Data listing
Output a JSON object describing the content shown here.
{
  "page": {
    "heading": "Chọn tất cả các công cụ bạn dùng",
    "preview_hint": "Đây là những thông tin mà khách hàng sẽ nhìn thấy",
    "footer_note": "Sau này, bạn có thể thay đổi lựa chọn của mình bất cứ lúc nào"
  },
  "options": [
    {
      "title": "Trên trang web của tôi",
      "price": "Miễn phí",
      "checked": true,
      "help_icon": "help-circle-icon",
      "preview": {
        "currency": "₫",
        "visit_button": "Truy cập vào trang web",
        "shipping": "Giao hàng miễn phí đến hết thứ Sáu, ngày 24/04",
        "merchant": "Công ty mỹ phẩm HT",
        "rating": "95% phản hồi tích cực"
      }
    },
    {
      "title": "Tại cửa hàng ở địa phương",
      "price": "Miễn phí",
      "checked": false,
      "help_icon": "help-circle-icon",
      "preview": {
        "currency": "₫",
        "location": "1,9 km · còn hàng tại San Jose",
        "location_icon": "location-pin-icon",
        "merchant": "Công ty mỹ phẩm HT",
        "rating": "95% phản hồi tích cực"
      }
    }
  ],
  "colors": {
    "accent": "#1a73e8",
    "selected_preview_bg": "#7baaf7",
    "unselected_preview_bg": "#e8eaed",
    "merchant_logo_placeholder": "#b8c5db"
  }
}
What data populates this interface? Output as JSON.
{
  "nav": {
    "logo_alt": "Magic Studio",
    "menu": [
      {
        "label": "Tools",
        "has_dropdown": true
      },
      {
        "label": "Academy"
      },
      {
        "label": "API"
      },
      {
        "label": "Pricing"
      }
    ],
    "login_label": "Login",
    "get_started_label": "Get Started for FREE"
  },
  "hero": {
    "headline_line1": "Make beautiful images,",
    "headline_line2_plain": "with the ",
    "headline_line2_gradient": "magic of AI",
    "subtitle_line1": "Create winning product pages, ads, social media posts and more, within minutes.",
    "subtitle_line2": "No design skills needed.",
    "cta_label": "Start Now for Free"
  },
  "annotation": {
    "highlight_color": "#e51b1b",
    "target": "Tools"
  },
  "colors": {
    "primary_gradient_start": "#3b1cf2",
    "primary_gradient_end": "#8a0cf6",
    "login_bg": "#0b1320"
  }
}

> [PROBLEM REQUIREMENTS] Repeat all of the entries exactly.

> [ANSWER FOR THE TASK]
Output a JSON object describing the content shown here.
{
  "page": {
    "heading": "Chọn tất cả các công cụ bạn dùng",
    "preview_hint": "Đây là những thông tin mà khách hàng sẽ nhìn thấy",
    "footer_note": "Sau này, bạn có thể thay đổi lựa chọn của mình bất cứ lúc nào"
  },
  "options": [
    {
      "title": "Trên trang web của tôi",
      "price": "Miễn phí",
      "checked": true,
      "help_icon": "help-circle-icon",
      "preview": {
        "currency": "₫",
        "visit_button": "Truy cập vào trang web",
        "shipping": "Giao hàng miễn phí đến hết thứ Sáu, ngày 24/04",
        "merchant": "Công ty mỹ phẩm HT",
        "rating": "95% phản hồi tích cực"
      }
    },
    {
      "title": "Tại cửa hàng ở địa phương",
      "price": "Miễn phí",
      "checked": false,
      "help_icon": "help-circle-icon",
      "preview": {
        "currency": "₫",
        "location": "1,9 km · còn hàng tại San Jose",
        "location_icon": "location-pin-icon",
        "merchant": "Công ty mỹ phẩm HT",
        "rating": "95% phản hồi tích cực"
      }
    }
  ],
  "colors": {
    "accent": "#1a73e8",
    "selected_preview_bg": "#7baaf7",
    "unselected_preview_bg": "#e8eaed",
    "merchant_logo_placeholder": "#b8c5db"
  }
}
What data populates this interface? Output as JSON.
{
  "nav": {
    "logo_alt": "Magic Studio",
    "menu": [
      {
        "label": "Tools",
        "has_dropdown": true
      },
      {
        "label": "Academy"
      },
      {
        "label": "API"
      },
      {
        "label": "Pricing"
      }
    ],
    "login_label": "Login",
    "get_started_label": "Get Started for FREE"
  },
  "hero": {
    "headline_line1": "Make beautiful images,",
    "headline_line2_plain": "with the ",
    "headline_line2_gradient": "magic of AI",
    "subtitle_line1": "Create winning product pages, ads, social media posts and more, within minutes.",
    "subtitle_line2": "No design skills needed.",
    "cta_label": "Start Now for Free"
  },
  "annotation": {
    "highlight_color": "#e51b1b",
    "target": "Tools"
  },
  "colors": {
    "primary_gradient_start": "#3b1cf2",
    "primary_gradient_end": "#8a0cf6",
    "login_bg": "#0b1320"
  }
}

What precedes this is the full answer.